= DIRECTIVE =
Make an exact copy of the records, dropping all pictures.

= SUPPLIED DATA =
* * *

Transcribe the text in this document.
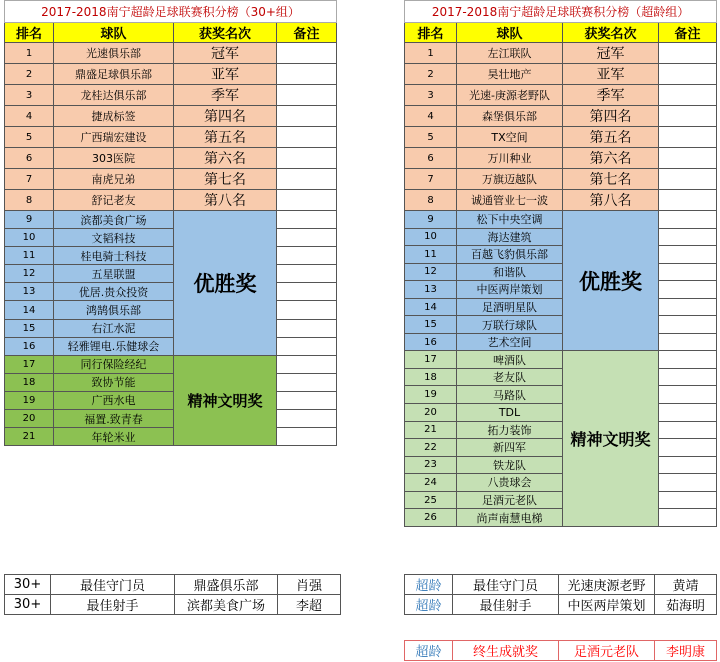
2017-2018南宁超龄足球联赛积分榜（30+组）			
排名	球队	获奖名次	备注
1	光速俱乐部	冠军	
2	鼎盛足球俱乐部	亚军	
3	龙桂达俱乐部	季军	
4	捷成标签	第四名	
5	广西瑞宏建设	第五名	
6	303医院	第六名	
7	南虎兄弟	第七名	
8	舒记老友	第八名	
9	滨都美食广场	优胜奖	
10	文韬科技		
11	桂电骑士科技		
12	五星联盟		
13	优居.贵众投资		
14	鸿鹄俱乐部		
15	右江水泥		
16	轻雅锂电.乐健球会		
17	同行保险经纪	精神文明奖	
18	致协节能		
19	广西水电		
20	福置.致青春		
21	年轮米业		
30+	最佳守门员	鼎盛俱乐部	肖强
30+	最佳射手	滨都美食广场	李超
2017-2018南宁超龄足球联赛积分榜（超龄组）			
排名	球队	获奖名次	备注
1	左江联队	冠军	
2	昊壮地产	亚军	
3	光速-庚源老野队	季军	
4	森堡俱乐部	第四名	
5	TX空间	第五名	
6	万川种业	第六名	
7	万旗迈越队	第七名	
8	诚通管业七一波	第八名	
9	松下中央空调	优胜奖	
10	海达建筑		
11	百越飞豹俱乐部		
12	和谐队		
13	中医两岸策划		
14	足酒明星队		
15	万联行球队		
16	艺术空间		
17	啤酒队	精神文明奖	
18	老友队		
19	马路队		
20	TDL		
21	拓力装饰		
22	新四军		
23	铁龙队		
24	八贵球会		
25	足酒元老队		
26	尚声南慧电梯		
超龄	最佳守门员	光速庚源老野	黄靖
超龄	最佳射手	中医两岸策划	茹海明
超龄	终生成就奖	足酒元老队	李明康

* * *

= THE ANSWER =
Transcribe the text in this document.
2017-2018南宁超龄足球联赛积分榜（30+组）			
排名	球队	获奖名次	备注
1	光速俱乐部	冠军	
2	鼎盛足球俱乐部	亚军	
3	龙桂达俱乐部	季军	
4	捷成标签	第四名	
5	广西瑞宏建设	第五名	
6	303医院	第六名	
7	南虎兄弟	第七名	
8	舒记老友	第八名	
9	滨都美食广场	优胜奖	
10	文韬科技		
11	桂电骑士科技		
12	五星联盟		
13	优居.贵众投资		
14	鸿鹄俱乐部		
15	右江水泥		
16	轻雅锂电.乐健球会		
17	同行保险经纪	精神文明奖	
18	致协节能		
19	广西水电		
20	福置.致青春		
21	年轮米业		
30+	最佳守门员	鼎盛俱乐部	肖强
30+	最佳射手	滨都美食广场	李超
2017-2018南宁超龄足球联赛积分榜（超龄组）			
排名	球队	获奖名次	备注
1	左江联队	冠军	
2	昊壮地产	亚军	
3	光速-庚源老野队	季军	
4	森堡俱乐部	第四名	
5	TX空间	第五名	
6	万川种业	第六名	
7	万旗迈越队	第七名	
8	诚通管业七一波	第八名	
9	松下中央空调	优胜奖	
10	海达建筑		
11	百越飞豹俱乐部		
12	和谐队		
13	中医两岸策划		
14	足酒明星队		
15	万联行球队		
16	艺术空间		
17	啤酒队	精神文明奖	
18	老友队		
19	马路队		
20	TDL		
21	拓力装饰		
22	新四军		
23	铁龙队		
24	八贵球会		
25	足酒元老队		
26	尚声南慧电梯		
超龄	最佳守门员	光速庚源老野	黄靖
超龄	最佳射手	中医两岸策划	茹海明
超龄	终生成就奖	足酒元老队	李明康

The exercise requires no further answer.